**THE REQUEST**
Would you output the whole listing below, exactly as it reads?
■ ■ ■
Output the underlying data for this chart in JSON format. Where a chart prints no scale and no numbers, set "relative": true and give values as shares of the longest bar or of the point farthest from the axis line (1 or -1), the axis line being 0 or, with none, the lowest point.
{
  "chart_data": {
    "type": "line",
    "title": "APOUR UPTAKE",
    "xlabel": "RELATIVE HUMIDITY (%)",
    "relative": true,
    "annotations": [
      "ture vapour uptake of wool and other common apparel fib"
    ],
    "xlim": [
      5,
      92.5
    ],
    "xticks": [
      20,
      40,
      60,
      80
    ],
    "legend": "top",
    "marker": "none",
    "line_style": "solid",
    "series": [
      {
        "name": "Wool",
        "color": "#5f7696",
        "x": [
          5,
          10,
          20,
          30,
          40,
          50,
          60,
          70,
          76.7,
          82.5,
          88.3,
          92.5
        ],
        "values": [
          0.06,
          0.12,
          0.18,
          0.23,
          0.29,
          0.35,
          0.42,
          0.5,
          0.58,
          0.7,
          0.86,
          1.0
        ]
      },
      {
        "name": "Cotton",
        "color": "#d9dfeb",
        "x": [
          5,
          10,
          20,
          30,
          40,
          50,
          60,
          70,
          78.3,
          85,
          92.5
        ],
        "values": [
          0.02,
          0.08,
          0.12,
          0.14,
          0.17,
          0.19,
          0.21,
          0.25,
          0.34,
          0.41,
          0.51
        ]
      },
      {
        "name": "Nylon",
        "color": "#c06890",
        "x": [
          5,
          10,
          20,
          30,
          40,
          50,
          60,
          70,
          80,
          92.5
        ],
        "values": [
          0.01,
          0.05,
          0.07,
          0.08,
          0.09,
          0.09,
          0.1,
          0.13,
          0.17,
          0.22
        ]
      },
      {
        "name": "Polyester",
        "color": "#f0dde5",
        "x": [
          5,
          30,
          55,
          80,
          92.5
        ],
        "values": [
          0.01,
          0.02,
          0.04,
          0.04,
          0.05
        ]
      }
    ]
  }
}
■ ■ ■
**EXERCISE SOLUTION**
Output the underlying data for this chart in JSON format. Where a chart prints no scale and no numbers, set "relative": true and give values as shares of the longest bar or of the point farthest from the axis line (1 or -1), the axis line being 0 or, with none, the lowest point.
{
  "chart_data": {
    "type": "line",
    "title": "APOUR UPTAKE",
    "xlabel": "RELATIVE HUMIDITY (%)",
    "relative": true,
    "annotations": [
      "ture vapour uptake of wool and other common apparel fib"
    ],
    "xlim": [
      5,
      92.5
    ],
    "xticks": [
      20,
      40,
      60,
      80
    ],
    "legend": "top",
    "marker": "none",
    "line_style": "solid",
    "series": [
      {
        "name": "Wool",
        "color": "#5f7696",
        "x": [
          5,
          10,
          20,
          30,
          40,
          50,
          60,
          70,
          76.7,
          82.5,
          88.3,
          92.5
        ],
        "values": [
          0.06,
          0.12,
          0.18,
          0.23,
          0.29,
          0.35,
          0.42,
          0.5,
          0.58,
          0.7,
          0.86,
          1.0
        ]
      },
      {
        "name": "Cotton",
        "color": "#d9dfeb",
        "x": [
          5,
          10,
          20,
          30,
          40,
          50,
          60,
          70,
          78.3,
          85,
          92.5
        ],
        "values": [
          0.02,
          0.08,
          0.12,
          0.14,
          0.17,
          0.19,
          0.21,
          0.25,
          0.34,
          0.41,
          0.51
        ]
      },
      {
        "name": "Nylon",
        "color": "#c06890",
        "x": [
          5,
          10,
          20,
          30,
          40,
          50,
          60,
          70,
          80,
          92.5
        ],
        "values": [
          0.01,
          0.05,
          0.07,
          0.08,
          0.09,
          0.09,
          0.1,
          0.13,
          0.17,
          0.22
        ]
      },
      {
        "name": "Polyester",
        "color": "#f0dde5",
        "x": [
          5,
          30,
          55,
          80,
          92.5
        ],
        "values": [
          0.01,
          0.02,
          0.04,
          0.04,
          0.05
        ]
      }
    ]
  }
}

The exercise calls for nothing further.